**Your goal**
Reproduce the records from the line with "Patent image size: (1369, 765)." to the line with "The outer surface 16 is at (495, 209).", swapping "material handling system" for "conveying system" and leaving all else unchanged.

**Supplied records**

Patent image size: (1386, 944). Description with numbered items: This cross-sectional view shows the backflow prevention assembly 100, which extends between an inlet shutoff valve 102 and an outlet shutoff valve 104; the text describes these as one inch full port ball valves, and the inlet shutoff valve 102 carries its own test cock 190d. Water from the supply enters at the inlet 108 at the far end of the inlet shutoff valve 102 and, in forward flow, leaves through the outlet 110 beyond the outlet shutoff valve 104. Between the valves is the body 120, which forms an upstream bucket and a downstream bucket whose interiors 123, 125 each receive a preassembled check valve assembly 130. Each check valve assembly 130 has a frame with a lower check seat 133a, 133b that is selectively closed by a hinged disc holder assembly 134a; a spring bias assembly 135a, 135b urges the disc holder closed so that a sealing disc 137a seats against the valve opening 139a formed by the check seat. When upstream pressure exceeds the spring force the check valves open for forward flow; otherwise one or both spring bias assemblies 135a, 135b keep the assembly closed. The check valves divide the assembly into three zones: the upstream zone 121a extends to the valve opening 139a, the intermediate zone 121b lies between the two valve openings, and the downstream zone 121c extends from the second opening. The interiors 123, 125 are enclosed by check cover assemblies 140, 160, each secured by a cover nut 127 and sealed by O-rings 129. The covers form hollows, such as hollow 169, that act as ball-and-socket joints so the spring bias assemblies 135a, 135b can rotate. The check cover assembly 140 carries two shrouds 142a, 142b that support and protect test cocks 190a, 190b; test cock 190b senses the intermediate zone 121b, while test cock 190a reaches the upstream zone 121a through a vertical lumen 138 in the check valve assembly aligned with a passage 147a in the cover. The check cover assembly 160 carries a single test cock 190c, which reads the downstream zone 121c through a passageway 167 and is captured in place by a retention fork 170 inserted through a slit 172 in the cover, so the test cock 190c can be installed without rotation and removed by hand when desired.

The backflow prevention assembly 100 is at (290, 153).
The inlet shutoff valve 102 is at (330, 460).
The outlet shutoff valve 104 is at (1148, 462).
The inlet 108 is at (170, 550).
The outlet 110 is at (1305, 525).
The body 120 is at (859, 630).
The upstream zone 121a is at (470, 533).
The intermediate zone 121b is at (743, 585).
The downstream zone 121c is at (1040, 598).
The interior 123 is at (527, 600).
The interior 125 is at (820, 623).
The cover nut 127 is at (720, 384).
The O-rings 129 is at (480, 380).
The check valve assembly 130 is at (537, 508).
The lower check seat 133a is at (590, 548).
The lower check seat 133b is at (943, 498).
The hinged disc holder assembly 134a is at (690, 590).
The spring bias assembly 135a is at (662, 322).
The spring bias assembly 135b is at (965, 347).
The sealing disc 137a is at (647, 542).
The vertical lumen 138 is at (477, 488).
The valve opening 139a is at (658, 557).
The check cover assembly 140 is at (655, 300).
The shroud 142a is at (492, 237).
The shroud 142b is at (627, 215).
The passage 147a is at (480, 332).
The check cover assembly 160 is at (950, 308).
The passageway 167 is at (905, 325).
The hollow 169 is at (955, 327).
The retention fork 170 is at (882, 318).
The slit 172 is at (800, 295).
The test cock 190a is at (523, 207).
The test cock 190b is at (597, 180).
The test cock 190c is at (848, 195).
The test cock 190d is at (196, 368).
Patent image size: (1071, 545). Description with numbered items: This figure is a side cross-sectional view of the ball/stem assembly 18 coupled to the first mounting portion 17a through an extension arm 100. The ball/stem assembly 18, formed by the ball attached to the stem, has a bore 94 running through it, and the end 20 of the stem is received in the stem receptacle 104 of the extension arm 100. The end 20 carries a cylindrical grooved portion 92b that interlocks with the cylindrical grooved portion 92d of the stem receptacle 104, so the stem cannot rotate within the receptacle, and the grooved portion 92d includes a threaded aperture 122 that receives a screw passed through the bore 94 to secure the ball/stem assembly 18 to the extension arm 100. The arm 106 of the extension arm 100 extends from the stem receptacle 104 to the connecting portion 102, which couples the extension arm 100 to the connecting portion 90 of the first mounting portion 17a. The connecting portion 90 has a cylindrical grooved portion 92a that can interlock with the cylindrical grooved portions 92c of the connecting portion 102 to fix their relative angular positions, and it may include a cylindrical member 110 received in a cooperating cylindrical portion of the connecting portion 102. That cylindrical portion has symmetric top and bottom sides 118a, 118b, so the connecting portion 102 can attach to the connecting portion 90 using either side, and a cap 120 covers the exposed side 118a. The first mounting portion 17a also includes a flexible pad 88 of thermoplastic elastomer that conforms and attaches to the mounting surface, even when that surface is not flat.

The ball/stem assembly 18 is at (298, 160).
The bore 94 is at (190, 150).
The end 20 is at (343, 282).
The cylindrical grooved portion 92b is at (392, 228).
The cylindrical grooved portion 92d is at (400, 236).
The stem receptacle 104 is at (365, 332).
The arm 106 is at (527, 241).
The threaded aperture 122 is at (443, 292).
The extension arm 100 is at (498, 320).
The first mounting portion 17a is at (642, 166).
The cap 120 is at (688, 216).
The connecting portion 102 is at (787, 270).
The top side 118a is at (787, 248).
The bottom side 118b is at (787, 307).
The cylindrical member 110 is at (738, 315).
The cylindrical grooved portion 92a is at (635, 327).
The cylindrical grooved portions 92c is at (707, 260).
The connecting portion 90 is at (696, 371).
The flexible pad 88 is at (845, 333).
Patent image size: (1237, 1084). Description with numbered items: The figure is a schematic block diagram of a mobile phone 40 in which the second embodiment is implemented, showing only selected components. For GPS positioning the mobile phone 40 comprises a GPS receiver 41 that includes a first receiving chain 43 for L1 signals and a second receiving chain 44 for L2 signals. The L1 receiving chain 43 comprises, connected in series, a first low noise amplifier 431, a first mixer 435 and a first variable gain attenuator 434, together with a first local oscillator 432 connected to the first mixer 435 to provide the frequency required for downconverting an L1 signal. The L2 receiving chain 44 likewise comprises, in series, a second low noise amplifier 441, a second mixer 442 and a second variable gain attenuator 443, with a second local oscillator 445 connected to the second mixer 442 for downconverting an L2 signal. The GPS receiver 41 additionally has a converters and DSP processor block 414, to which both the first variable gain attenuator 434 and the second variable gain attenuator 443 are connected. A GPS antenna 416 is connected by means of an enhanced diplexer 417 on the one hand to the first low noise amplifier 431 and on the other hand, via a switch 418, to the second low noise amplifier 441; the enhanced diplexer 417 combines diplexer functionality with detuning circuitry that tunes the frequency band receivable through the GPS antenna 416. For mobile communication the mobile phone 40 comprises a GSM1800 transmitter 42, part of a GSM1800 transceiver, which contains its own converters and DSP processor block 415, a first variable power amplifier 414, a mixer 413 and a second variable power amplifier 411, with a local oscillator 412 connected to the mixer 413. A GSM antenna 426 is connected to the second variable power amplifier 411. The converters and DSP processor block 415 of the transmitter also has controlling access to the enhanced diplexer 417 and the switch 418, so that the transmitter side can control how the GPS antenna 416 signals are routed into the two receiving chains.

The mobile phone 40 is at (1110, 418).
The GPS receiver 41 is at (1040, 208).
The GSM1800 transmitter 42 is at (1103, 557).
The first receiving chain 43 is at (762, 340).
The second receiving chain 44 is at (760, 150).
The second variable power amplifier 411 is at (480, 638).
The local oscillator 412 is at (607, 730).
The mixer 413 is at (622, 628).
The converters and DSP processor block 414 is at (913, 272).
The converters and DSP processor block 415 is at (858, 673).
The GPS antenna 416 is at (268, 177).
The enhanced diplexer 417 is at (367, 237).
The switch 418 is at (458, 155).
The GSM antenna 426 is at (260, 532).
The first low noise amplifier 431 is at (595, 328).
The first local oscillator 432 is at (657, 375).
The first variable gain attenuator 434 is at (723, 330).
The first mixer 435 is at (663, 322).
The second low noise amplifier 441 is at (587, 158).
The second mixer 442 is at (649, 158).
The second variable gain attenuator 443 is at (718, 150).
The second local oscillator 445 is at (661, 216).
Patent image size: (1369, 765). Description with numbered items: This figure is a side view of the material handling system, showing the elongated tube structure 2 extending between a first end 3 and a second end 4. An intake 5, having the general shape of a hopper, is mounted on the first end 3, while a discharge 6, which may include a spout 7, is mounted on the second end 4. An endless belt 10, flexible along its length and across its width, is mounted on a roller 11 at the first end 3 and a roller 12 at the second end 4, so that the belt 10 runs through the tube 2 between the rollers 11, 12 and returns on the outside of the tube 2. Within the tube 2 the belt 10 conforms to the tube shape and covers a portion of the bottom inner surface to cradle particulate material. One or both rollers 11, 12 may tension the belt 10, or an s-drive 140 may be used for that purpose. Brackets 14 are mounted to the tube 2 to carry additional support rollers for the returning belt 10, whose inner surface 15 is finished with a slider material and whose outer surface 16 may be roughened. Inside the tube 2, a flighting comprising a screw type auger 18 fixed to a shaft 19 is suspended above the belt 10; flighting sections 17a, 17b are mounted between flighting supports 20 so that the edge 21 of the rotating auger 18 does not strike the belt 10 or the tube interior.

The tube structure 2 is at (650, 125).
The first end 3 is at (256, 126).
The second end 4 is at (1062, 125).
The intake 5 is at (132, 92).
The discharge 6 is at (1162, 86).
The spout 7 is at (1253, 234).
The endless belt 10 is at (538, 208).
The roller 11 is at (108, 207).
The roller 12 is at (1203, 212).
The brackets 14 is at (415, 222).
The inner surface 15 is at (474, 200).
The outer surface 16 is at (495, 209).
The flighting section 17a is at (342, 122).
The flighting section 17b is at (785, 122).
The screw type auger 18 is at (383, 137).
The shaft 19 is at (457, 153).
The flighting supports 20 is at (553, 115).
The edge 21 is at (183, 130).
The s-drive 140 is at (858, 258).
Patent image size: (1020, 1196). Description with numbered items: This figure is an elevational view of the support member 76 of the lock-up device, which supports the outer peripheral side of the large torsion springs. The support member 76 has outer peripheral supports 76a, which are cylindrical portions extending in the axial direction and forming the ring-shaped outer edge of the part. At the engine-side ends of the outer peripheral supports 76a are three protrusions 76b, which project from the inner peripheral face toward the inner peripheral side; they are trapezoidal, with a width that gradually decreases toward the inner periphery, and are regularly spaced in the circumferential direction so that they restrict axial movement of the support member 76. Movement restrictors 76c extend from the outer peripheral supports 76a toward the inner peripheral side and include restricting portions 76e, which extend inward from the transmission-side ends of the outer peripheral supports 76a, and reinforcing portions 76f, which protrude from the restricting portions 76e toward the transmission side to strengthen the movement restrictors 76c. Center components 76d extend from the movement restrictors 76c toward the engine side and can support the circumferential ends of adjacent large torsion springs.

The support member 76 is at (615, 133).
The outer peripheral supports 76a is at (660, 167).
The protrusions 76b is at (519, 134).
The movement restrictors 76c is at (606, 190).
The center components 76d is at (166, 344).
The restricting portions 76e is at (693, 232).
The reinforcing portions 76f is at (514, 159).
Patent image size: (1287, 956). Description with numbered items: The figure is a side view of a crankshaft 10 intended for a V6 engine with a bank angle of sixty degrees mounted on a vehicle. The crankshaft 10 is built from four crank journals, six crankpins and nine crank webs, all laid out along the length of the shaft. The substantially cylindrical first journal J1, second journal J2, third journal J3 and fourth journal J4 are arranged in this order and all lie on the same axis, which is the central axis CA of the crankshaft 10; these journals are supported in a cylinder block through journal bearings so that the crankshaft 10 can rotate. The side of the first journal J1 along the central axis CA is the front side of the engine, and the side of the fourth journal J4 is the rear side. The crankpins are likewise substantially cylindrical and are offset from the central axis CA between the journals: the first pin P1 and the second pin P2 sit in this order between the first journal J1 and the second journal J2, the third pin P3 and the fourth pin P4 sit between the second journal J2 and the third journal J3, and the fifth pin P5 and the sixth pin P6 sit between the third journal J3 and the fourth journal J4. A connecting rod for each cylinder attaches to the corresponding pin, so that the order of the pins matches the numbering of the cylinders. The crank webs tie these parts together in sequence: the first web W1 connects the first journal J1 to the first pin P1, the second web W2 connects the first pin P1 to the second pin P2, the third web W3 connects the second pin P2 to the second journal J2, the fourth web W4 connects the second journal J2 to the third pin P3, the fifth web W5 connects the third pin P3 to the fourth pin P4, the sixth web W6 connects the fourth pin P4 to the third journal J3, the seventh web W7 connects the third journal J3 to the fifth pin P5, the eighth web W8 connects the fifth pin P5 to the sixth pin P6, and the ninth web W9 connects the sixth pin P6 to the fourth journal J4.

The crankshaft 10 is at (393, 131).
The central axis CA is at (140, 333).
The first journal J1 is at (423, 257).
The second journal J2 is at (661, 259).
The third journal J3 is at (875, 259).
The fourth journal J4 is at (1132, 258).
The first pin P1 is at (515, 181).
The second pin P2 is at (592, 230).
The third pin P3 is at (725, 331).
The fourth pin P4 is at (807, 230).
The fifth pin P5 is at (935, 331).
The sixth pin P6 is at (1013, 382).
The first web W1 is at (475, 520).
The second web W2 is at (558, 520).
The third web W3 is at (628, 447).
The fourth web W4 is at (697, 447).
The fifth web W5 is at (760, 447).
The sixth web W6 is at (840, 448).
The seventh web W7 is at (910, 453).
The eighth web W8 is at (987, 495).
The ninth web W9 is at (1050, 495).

**Task output**
Patent image size: (1369, 765). Description with numbered items: This figure is a side view of the conveying system, showing the elongated tube structure 2 extending between a first end 3 and a second end 4. An intake 5, having the general shape of a hopper, is mounted on the first end 3, while a discharge 6, which may include a spout 7, is mounted on the second end 4. An endless belt 10, flexible along its length and across its width, is mounted on a roller 11 at the first end 3 and a roller 12 at the second end 4, so that the belt 10 runs through the tube 2 between the rollers 11, 12 and returns on the outside of the tube 2. Within the tube 2 the belt 10 conforms to the tube shape and covers a portion of the bottom inner surface to cradle particulate material. One or both rollers 11, 12 may tension the belt 10, or an s-drive 140 may be used for that purpose. Brackets 14 are mounted to the tube 2 to carry additional support rollers for the returning belt 10, whose inner surface 15 is finished with a slider material and whose outer surface 16 may be roughened. Inside the tube 2, a flighting comprising a screw type auger 18 fixed to a shaft 19 is suspended above the belt 10; flighting sections 17a, 17b are mounted between flighting supports 20 so that the edge 21 of the rotating auger 18 does not strike the belt 10 or the tube interior.

The tube structure 2 is at (650, 125).
The first end 3 is at (256, 126).
The second end 4 is at (1062, 125).
The intake 5 is at (132, 92).
The discharge 6 is at (1162, 86).
The spout 7 is at (1253, 234).
The endless belt 10 is at (538, 208).
The roller 11 is at (108, 207).
The roller 12 is at (1203, 212).
The brackets 14 is at (415, 222).
The inner surface 15 is at (474, 200).
The outer surface 16 is at (495, 209).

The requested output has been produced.